Exercise description: Write out each line of the material again, word for word.

Items:

[start]

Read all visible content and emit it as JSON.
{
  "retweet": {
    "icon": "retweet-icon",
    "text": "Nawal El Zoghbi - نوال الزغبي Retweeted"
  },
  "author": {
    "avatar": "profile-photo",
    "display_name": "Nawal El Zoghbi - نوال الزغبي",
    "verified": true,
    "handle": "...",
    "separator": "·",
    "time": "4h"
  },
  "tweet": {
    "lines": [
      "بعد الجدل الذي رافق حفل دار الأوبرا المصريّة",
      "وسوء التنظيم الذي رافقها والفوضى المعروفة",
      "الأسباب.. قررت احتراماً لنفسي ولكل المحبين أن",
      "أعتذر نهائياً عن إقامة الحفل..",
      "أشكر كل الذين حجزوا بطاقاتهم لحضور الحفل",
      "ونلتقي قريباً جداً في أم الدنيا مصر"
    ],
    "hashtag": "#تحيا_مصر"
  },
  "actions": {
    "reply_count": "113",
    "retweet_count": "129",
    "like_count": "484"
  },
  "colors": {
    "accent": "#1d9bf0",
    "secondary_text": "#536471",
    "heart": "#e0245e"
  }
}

[end]

Solution to this exercise:
Read all visible content and emit it as JSON.
{
  "retweet": {
    "icon": "retweet-icon",
    "text": "Nawal El Zoghbi - نوال الزغبي Retweeted"
  },
  "author": {
    "avatar": "profile-photo",
    "display_name": "Nawal El Zoghbi - نوال الزغبي",
    "verified": true,
    "handle": "...",
    "separator": "·",
    "time": "4h"
  },
  "tweet": {
    "lines": [
      "بعد الجدل الذي رافق حفل دار الأوبرا المصريّة",
      "وسوء التنظيم الذي رافقها والفوضى المعروفة",
      "الأسباب.. قررت احتراماً لنفسي ولكل المحبين أن",
      "أعتذر نهائياً عن إقامة الحفل..",
      "أشكر كل الذين حجزوا بطاقاتهم لحضور الحفل",
      "ونلتقي قريباً جداً في أم الدنيا مصر"
    ],
    "hashtag": "#تحيا_مصر"
  },
  "actions": {
    "reply_count": "113",
    "retweet_count": "129",
    "like_count": "484"
  },
  "colors": {
    "accent": "#1d9bf0",
    "secondary_text": "#536471",
    "heart": "#e0245e"
  }
}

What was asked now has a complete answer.